Exercise:
Search the material and gather each line with "Electrons" in it.

Stored records:
----------

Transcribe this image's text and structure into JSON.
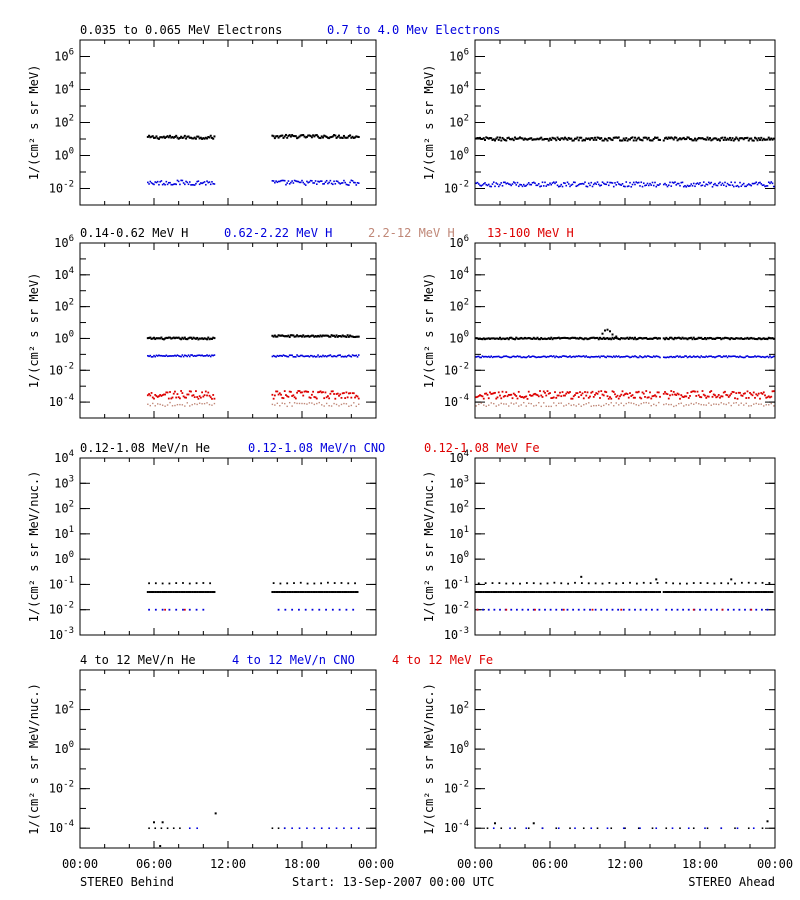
{
  "colors": {
    "black": "#000000",
    "blue": "#0000dd",
    "tan": "#c08878",
    "red": "#dd0000"
  },
  "footer": {
    "left": "STEREO Behind",
    "center": "Start: 13-Sep-2007 00:00 UTC",
    "right": "STEREO Ahead"
  },
  "x_ticks": [
    "00:00",
    "06:00",
    "12:00",
    "18:00",
    "00:00"
  ],
  "chart_data": [
    {
      "type": "scatter",
      "row": 0,
      "ylabel": "1/(cm² s sr MeV)",
      "ylim_log10": [
        -3,
        7
      ],
      "y_tick_exponents": [
        -2,
        0,
        2,
        4,
        6
      ],
      "legend": [
        {
          "text": "0.035 to 0.065 MeV Electrons",
          "color": "black"
        },
        {
          "text": "0.7 to 4.0 Mev Electrons",
          "color": "blue"
        }
      ],
      "panels": [
        {
          "name": "STEREO Behind",
          "series": [
            {
              "color": "black",
              "segments": [
                [
                  5.5,
                  10.9,
                  1.1
                ],
                [
                  15.6,
                  22.6,
                  1.15
                ]
              ],
              "jitter": 0.1,
              "step": 0.1,
              "size": 2
            },
            {
              "color": "blue",
              "segments": [
                [
                  5.5,
                  10.9,
                  -1.65
                ],
                [
                  15.6,
                  22.6,
                  -1.65
                ]
              ],
              "jitter": 0.15,
              "step": 0.1,
              "size": 1.6
            }
          ]
        },
        {
          "name": "STEREO Ahead",
          "series": [
            {
              "color": "black",
              "segments": [
                [
                  0.1,
                  14.8,
                  1.0
                ],
                [
                  15.1,
                  23.9,
                  1.0
                ]
              ],
              "jitter": 0.1,
              "step": 0.1,
              "size": 2
            },
            {
              "color": "blue",
              "segments": [
                [
                  0.1,
                  14.8,
                  -1.75
                ],
                [
                  15.1,
                  23.9,
                  -1.75
                ]
              ],
              "jitter": 0.15,
              "step": 0.1,
              "size": 1.6
            }
          ]
        }
      ]
    },
    {
      "type": "scatter",
      "row": 1,
      "ylabel": "1/(cm² s sr MeV)",
      "ylim_log10": [
        -5,
        6
      ],
      "y_tick_exponents": [
        -4,
        -2,
        0,
        2,
        4,
        6
      ],
      "legend": [
        {
          "text": "0.14-0.62 MeV H",
          "color": "black"
        },
        {
          "text": "0.62-2.22 MeV H",
          "color": "blue"
        },
        {
          "text": "2.2-12 MeV H",
          "color": "tan"
        },
        {
          "text": "13-100 MeV H",
          "color": "red"
        }
      ],
      "panels": [
        {
          "name": "STEREO Behind",
          "series": [
            {
              "color": "black",
              "segments": [
                [
                  5.5,
                  10.9,
                  0.0
                ],
                [
                  15.6,
                  22.6,
                  0.15
                ]
              ],
              "jitter": 0.06,
              "step": 0.1,
              "size": 2
            },
            {
              "color": "blue",
              "segments": [
                [
                  5.5,
                  10.9,
                  -1.1
                ],
                [
                  15.6,
                  22.6,
                  -1.1
                ]
              ],
              "jitter": 0.06,
              "step": 0.1,
              "size": 1.6
            },
            {
              "color": "tan",
              "segments": [
                [
                  5.5,
                  10.9,
                  -4.15
                ],
                [
                  15.6,
                  22.6,
                  -4.15
                ]
              ],
              "jitter": 0.12,
              "step": 0.2,
              "size": 1.4
            },
            {
              "color": "red",
              "segments": [
                [
                  5.5,
                  10.9,
                  -3.55
                ],
                [
                  15.6,
                  22.6,
                  -3.55
                ]
              ],
              "jitter": 0.25,
              "step": 0.1,
              "size": 1.8
            }
          ]
        },
        {
          "name": "STEREO Ahead",
          "series": [
            {
              "color": "black",
              "segments": [
                [
                  0.1,
                  14.8,
                  0.0
                ],
                [
                  15.1,
                  23.9,
                  0.0
                ]
              ],
              "jitter": 0.05,
              "step": 0.1,
              "size": 2
            },
            {
              "color": "blue",
              "segments": [
                [
                  0.1,
                  14.8,
                  -1.15
                ],
                [
                  15.1,
                  23.9,
                  -1.15
                ]
              ],
              "jitter": 0.05,
              "step": 0.1,
              "size": 1.6
            },
            {
              "color": "tan",
              "segments": [
                [
                  0.1,
                  14.8,
                  -4.15
                ],
                [
                  15.1,
                  23.9,
                  -4.15
                ]
              ],
              "jitter": 0.12,
              "step": 0.2,
              "size": 1.4
            },
            {
              "color": "red",
              "segments": [
                [
                  0.1,
                  14.8,
                  -3.55
                ],
                [
                  15.1,
                  23.9,
                  -3.55
                ]
              ],
              "jitter": 0.25,
              "step": 0.1,
              "size": 1.8
            }
          ],
          "extra_points": [
            {
              "color": "black",
              "x": 10.2,
              "y": 0.3
            },
            {
              "color": "black",
              "x": 10.4,
              "y": 0.5
            },
            {
              "color": "black",
              "x": 10.6,
              "y": 0.55
            },
            {
              "color": "black",
              "x": 10.8,
              "y": 0.45
            },
            {
              "color": "black",
              "x": 11.0,
              "y": 0.25
            },
            {
              "color": "black",
              "x": 11.3,
              "y": 0.12
            }
          ]
        }
      ]
    },
    {
      "type": "scatter",
      "row": 2,
      "ylabel": "1/(cm² s sr MeV/nuc.)",
      "ylim_log10": [
        -3,
        4
      ],
      "y_tick_exponents": [
        -3,
        -2,
        -1,
        0,
        1,
        2,
        3,
        4
      ],
      "legend": [
        {
          "text": "0.12-1.08 MeV/n He",
          "color": "black"
        },
        {
          "text": "0.12-1.08 MeV/n CNO",
          "color": "blue"
        },
        {
          "text": "0.12-1.08 MeV Fe",
          "color": "red"
        }
      ],
      "panels": [
        {
          "name": "STEREO Behind",
          "series": [
            {
              "color": "black",
              "segments": [
                [
                  5.5,
                  10.9,
                  -1.3
                ],
                [
                  15.6,
                  22.6,
                  -1.3
                ]
              ],
              "jitter": 0.0,
              "step": 0.15,
              "size": 2
            },
            {
              "color": "black",
              "segments": [
                [
                  5.6,
                  10.8,
                  -0.95
                ],
                [
                  15.7,
                  22.4,
                  -0.95
                ]
              ],
              "jitter": 0.02,
              "step": 0.55,
              "size": 1.8
            },
            {
              "color": "blue",
              "segments": [
                [
                  5.6,
                  10.4,
                  -2.0
                ],
                [
                  16.1,
                  22.6,
                  -2.0
                ]
              ],
              "jitter": 0.0,
              "step": 0.55,
              "size": 1.8
            },
            {
              "color": "red",
              "segments": [
                [
                  6.9,
                  8.6,
                  -2.0
                ]
              ],
              "jitter": 0.0,
              "step": 1.6,
              "size": 1.8
            }
          ]
        },
        {
          "name": "STEREO Ahead",
          "series": [
            {
              "color": "black",
              "segments": [
                [
                  0.1,
                  14.8,
                  -1.3
                ],
                [
                  15.1,
                  23.9,
                  -1.3
                ]
              ],
              "jitter": 0.0,
              "step": 0.15,
              "size": 2
            },
            {
              "color": "black",
              "segments": [
                [
                  0.3,
                  14.8,
                  -0.95
                ],
                [
                  15.3,
                  23.6,
                  -0.95
                ]
              ],
              "jitter": 0.02,
              "step": 0.55,
              "size": 1.8
            },
            {
              "color": "blue",
              "segments": [
                [
                  0.2,
                  14.8,
                  -2.0
                ],
                [
                  15.3,
                  23.6,
                  -2.0
                ]
              ],
              "jitter": 0.0,
              "step": 0.45,
              "size": 1.8
            },
            {
              "color": "red",
              "segments": [
                [
                  0.2,
                  13.5,
                  -2.0
                ],
                [
                  17.5,
                  23.0,
                  -2.0
                ]
              ],
              "jitter": 0.0,
              "step": 2.3,
              "size": 1.8
            }
          ],
          "extra_points": [
            {
              "color": "black",
              "x": 14.5,
              "y": -0.8
            },
            {
              "color": "black",
              "x": 20.5,
              "y": -0.8
            },
            {
              "color": "black",
              "x": 8.5,
              "y": -0.7
            }
          ]
        }
      ]
    },
    {
      "type": "scatter",
      "row": 3,
      "ylabel": "1/(cm² s sr MeV/nuc.)",
      "ylim_log10": [
        -5,
        4
      ],
      "y_tick_exponents": [
        -4,
        -2,
        0,
        2
      ],
      "legend": [
        {
          "text": "4 to 12 MeV/n He",
          "color": "black"
        },
        {
          "text": "4 to 12 MeV/n CNO",
          "color": "blue"
        },
        {
          "text": "4 to 12 MeV Fe",
          "color": "red"
        }
      ],
      "panels": [
        {
          "name": "STEREO Behind",
          "series": [
            {
              "color": "black",
              "segments": [
                [
                  5.6,
                  8.2,
                  -4.0
                ],
                [
                  15.6,
                  16.6,
                  -4.0
                ]
              ],
              "jitter": 0.0,
              "step": 0.5,
              "size": 1.6
            },
            {
              "color": "blue",
              "segments": [
                [
                  8.9,
                  10.0,
                  -4.0
                ],
                [
                  16.6,
                  22.6,
                  -4.0
                ]
              ],
              "jitter": 0.0,
              "step": 0.6,
              "size": 1.6
            }
          ],
          "extra_points": [
            {
              "color": "black",
              "x": 6.0,
              "y": -3.7
            },
            {
              "color": "black",
              "x": 6.7,
              "y": -3.7
            },
            {
              "color": "black",
              "x": 11.0,
              "y": -3.25
            },
            {
              "color": "black",
              "x": 6.5,
              "y": -4.9
            }
          ]
        },
        {
          "name": "STEREO Ahead",
          "series": [
            {
              "color": "black",
              "segments": [
                [
                  1.0,
                  23.8,
                  -4.0
                ]
              ],
              "jitter": 0.0,
              "step": 1.1,
              "size": 1.6
            },
            {
              "color": "blue",
              "segments": [
                [
                  1.5,
                  23.5,
                  -4.0
                ]
              ],
              "jitter": 0.0,
              "step": 1.3,
              "size": 1.6
            }
          ],
          "extra_points": [
            {
              "color": "black",
              "x": 1.6,
              "y": -3.75
            },
            {
              "color": "black",
              "x": 4.7,
              "y": -3.75
            },
            {
              "color": "black",
              "x": 23.4,
              "y": -3.65
            }
          ]
        }
      ]
    }
  ]
}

----------

Result of the exercise:
          "text": "0.035 to 0.065 MeV Electrons",
          "text": "0.7 to 4.0 Mev Electrons",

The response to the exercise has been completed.